## Exercise
Reproduce the following material exactly, including every line.

## Exercise input
━━━━━━
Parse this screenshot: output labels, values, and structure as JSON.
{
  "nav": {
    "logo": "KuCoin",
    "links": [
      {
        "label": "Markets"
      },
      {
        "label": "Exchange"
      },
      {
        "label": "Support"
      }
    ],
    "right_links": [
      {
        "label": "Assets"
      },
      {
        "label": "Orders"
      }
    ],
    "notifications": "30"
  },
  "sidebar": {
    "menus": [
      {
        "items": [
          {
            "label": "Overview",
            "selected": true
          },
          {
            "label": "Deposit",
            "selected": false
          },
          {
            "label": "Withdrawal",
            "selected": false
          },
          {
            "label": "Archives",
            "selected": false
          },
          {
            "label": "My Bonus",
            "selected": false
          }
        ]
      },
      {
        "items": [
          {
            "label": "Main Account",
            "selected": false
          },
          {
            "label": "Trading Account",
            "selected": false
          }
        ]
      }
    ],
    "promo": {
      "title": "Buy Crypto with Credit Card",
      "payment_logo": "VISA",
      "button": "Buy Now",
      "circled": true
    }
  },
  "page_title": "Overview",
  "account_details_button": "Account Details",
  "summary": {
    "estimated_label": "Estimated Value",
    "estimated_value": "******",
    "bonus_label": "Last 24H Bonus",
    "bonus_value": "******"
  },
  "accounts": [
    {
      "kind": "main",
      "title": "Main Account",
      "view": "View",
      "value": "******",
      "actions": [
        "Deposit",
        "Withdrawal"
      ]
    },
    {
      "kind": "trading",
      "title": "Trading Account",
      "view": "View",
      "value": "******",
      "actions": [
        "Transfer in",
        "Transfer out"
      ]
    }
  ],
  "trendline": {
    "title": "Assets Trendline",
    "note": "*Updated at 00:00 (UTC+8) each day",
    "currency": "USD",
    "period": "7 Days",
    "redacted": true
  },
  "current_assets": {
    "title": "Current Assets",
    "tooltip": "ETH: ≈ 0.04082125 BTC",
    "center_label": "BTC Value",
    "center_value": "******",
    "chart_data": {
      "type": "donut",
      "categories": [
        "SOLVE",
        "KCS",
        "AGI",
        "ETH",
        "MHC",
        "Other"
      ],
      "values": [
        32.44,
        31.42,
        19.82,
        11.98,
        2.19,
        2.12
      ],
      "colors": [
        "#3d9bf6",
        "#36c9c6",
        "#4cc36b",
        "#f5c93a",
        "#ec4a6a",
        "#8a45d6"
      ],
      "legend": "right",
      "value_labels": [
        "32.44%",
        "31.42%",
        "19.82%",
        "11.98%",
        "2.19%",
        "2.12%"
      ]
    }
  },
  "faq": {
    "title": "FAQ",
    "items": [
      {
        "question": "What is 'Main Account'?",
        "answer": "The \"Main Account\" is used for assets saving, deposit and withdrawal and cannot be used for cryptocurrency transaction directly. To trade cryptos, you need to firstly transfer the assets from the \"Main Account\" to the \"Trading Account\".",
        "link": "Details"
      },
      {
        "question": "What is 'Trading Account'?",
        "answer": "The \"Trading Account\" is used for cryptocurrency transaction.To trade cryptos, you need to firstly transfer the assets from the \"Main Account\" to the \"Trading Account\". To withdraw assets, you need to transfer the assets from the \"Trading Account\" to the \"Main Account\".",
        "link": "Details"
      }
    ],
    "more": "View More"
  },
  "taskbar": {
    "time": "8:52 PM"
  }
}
━━━━━━
## Output for this task
Parse this screenshot: output labels, values, and structure as JSON.
{
  "nav": {
    "logo": "KuCoin",
    "links": [
      {
        "label": "Markets"
      },
      {
        "label": "Exchange"
      },
      {
        "label": "Support"
      }
    ],
    "right_links": [
      {
        "label": "Assets"
      },
      {
        "label": "Orders"
      }
    ],
    "notifications": "30"
  },
  "sidebar": {
    "menus": [
      {
        "items": [
          {
            "label": "Overview",
            "selected": true
          },
          {
            "label": "Deposit",
            "selected": false
          },
          {
            "label": "Withdrawal",
            "selected": false
          },
          {
            "label": "Archives",
            "selected": false
          },
          {
            "label": "My Bonus",
            "selected": false
          }
        ]
      },
      {
        "items": [
          {
            "label": "Main Account",
            "selected": false
          },
          {
            "label": "Trading Account",
            "selected": false
          }
        ]
      }
    ],
    "promo": {
      "title": "Buy Crypto with Credit Card",
      "payment_logo": "VISA",
      "button": "Buy Now",
      "circled": true
    }
  },
  "page_title": "Overview",
  "account_details_button": "Account Details",
  "summary": {
    "estimated_label": "Estimated Value",
    "estimated_value": "******",
    "bonus_label": "Last 24H Bonus",
    "bonus_value": "******"
  },
  "accounts": [
    {
      "kind": "main",
      "title": "Main Account",
      "view": "View",
      "value": "******",
      "actions": [
        "Deposit",
        "Withdrawal"
      ]
    },
    {
      "kind": "trading",
      "title": "Trading Account",
      "view": "View",
      "value": "******",
      "actions": [
        "Transfer in",
        "Transfer out"
      ]
    }
  ],
  "trendline": {
    "title": "Assets Trendline",
    "note": "*Updated at 00:00 (UTC+8) each day",
    "currency": "USD",
    "period": "7 Days",
    "redacted": true
  },
  "current_assets": {
    "title": "Current Assets",
    "tooltip": "ETH: ≈ 0.04082125 BTC",
    "center_label": "BTC Value",
    "center_value": "******",
    "chart_data": {
      "type": "donut",
      "categories": [
        "SOLVE",
        "KCS",
        "AGI",
        "ETH",
        "MHC",
        "Other"
      ],
      "values": [
        32.44,
        31.42,
        19.82,
        11.98,
        2.19,
        2.12
      ],
      "colors": [
        "#3d9bf6",
        "#36c9c6",
        "#4cc36b",
        "#f5c93a",
        "#ec4a6a",
        "#8a45d6"
      ],
      "legend": "right",
      "value_labels": [
        "32.44%",
        "31.42%",
        "19.82%",
        "11.98%",
        "2.19%",
        "2.12%"
      ]
    }
  },
  "faq": {
    "title": "FAQ",
    "items": [
      {
        "question": "What is 'Main Account'?",
        "answer": "The \"Main Account\" is used for assets saving, deposit and withdrawal and cannot be used for cryptocurrency transaction directly. To trade cryptos, you need to firstly transfer the assets from the \"Main Account\" to the \"Trading Account\".",
        "link": "Details"
      },
      {
        "question": "What is 'Trading Account'?",
        "answer": "The \"Trading Account\" is used for cryptocurrency transaction.To trade cryptos, you need to firstly transfer the assets from the \"Main Account\" to the \"Trading Account\". To withdraw assets, you need to transfer the assets from the \"Trading Account\" to the \"Main Account\".",
        "link": "Details"
      }
    ],
    "more": "View More"
  },
  "taskbar": {
    "time": "8:52 PM"
  }
}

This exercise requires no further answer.